#### SET EXERCISE:
Pick out each line with the word "XAUUSD" from the material that follows.

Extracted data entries
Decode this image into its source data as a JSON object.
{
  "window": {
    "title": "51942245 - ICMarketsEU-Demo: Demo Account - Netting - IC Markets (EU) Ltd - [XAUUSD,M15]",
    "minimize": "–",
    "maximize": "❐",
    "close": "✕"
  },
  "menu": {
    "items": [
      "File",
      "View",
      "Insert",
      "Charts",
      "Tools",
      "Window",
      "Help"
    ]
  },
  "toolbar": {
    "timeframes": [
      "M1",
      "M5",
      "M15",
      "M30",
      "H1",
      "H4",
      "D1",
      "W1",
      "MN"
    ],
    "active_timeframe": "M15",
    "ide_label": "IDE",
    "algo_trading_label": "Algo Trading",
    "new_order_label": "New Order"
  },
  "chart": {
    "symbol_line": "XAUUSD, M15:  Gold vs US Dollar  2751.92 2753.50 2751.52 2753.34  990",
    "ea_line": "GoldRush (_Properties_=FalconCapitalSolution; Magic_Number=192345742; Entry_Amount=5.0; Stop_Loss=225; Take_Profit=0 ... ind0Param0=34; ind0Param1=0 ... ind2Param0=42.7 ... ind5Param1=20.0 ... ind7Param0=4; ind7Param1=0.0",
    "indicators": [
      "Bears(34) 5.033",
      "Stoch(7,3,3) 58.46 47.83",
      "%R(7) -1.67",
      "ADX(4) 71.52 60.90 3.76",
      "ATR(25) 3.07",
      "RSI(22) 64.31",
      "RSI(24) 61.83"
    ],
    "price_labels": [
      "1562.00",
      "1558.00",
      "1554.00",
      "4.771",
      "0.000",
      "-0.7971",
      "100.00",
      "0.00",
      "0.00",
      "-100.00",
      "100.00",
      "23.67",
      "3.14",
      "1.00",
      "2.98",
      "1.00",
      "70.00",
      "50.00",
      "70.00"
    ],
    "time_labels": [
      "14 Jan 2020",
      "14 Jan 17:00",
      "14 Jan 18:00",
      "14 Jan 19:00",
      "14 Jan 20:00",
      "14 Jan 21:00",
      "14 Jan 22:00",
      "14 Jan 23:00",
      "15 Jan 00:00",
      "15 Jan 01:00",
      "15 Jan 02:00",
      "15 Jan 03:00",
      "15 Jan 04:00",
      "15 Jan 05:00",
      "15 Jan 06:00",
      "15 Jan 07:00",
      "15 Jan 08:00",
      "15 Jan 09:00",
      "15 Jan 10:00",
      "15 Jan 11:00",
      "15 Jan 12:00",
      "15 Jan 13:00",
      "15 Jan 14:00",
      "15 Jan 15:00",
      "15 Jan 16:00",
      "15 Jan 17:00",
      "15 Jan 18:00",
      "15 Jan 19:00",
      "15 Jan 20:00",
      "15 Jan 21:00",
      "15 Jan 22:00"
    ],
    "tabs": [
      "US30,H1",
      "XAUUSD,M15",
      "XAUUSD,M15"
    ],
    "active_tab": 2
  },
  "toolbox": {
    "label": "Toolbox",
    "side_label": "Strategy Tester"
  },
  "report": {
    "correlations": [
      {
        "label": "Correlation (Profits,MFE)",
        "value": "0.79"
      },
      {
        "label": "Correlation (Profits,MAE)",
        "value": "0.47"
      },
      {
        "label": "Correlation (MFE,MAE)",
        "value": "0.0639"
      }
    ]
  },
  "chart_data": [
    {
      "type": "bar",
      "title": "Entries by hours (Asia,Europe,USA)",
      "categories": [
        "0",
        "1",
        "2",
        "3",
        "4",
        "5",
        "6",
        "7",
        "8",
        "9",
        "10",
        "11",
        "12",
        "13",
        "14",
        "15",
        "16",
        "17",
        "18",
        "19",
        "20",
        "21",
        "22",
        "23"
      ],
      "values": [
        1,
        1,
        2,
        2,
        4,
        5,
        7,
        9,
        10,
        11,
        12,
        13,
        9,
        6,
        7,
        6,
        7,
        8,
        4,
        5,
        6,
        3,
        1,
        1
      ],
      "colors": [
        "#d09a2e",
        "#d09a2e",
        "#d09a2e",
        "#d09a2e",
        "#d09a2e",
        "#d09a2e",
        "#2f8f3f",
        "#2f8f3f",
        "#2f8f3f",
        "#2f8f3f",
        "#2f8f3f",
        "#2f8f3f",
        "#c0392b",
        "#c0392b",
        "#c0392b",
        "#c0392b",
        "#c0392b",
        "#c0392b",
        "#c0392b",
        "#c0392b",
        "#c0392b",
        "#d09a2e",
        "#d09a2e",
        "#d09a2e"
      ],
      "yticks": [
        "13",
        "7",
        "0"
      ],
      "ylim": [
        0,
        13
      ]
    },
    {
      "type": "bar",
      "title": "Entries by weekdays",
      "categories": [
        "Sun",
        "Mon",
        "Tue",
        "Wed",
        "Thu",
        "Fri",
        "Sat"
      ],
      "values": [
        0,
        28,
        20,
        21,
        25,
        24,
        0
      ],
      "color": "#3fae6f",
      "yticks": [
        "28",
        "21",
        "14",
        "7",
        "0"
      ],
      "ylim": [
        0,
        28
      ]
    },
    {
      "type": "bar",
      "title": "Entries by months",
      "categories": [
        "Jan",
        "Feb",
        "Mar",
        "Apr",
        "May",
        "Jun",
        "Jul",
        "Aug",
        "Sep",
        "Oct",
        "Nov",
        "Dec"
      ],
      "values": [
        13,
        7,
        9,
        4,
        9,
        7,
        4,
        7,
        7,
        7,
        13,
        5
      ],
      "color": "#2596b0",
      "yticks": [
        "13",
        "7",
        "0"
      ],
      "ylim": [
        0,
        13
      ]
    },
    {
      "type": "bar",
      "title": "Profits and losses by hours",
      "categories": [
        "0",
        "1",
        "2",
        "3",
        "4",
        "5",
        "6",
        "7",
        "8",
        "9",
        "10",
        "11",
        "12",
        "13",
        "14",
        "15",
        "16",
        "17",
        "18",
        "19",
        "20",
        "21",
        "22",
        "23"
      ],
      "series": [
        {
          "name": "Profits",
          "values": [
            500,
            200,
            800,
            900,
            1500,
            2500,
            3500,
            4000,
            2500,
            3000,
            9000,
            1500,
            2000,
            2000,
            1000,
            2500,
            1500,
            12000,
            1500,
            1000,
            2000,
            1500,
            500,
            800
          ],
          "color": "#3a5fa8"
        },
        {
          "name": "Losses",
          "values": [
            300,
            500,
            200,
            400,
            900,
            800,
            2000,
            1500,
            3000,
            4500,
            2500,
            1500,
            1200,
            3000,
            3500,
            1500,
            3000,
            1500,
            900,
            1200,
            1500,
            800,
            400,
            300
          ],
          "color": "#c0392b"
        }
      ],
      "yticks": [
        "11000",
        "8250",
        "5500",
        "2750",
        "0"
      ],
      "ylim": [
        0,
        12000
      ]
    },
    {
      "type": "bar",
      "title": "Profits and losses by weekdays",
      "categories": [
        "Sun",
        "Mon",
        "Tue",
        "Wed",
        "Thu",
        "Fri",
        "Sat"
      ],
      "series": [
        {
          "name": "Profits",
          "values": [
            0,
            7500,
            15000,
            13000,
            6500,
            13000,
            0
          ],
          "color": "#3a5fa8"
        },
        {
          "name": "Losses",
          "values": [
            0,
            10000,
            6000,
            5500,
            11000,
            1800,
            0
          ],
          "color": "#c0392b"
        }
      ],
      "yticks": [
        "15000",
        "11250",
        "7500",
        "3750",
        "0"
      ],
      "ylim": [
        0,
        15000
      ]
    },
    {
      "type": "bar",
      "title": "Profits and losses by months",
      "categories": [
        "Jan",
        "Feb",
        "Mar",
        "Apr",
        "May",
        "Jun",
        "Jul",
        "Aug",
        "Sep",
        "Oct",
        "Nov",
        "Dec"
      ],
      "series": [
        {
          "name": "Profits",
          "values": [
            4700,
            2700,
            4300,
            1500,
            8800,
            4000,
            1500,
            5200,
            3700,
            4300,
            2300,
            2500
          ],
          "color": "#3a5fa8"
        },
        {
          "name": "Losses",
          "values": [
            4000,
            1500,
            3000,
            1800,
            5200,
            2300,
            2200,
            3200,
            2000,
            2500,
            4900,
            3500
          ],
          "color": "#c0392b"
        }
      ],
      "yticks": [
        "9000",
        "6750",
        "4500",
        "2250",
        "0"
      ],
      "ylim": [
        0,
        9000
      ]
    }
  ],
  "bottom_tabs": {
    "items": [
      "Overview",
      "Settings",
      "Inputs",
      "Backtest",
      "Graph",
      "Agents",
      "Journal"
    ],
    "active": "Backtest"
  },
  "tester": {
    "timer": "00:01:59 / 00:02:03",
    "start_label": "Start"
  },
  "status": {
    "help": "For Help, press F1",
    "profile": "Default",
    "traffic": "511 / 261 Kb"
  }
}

#### EXERCISE RESPONSE:
    "title": "51942245 - ICMarketsEU-Demo: Demo Account - Netting - IC Markets (EU) Ltd - [XAUUSD,M15]",
    "symbol_line": "XAUUSD, M15:  Gold vs US Dollar  2751.92 2753.50 2751.52 2753.34  990",
      "XAUUSD,M15",
      "XAUUSD,M15"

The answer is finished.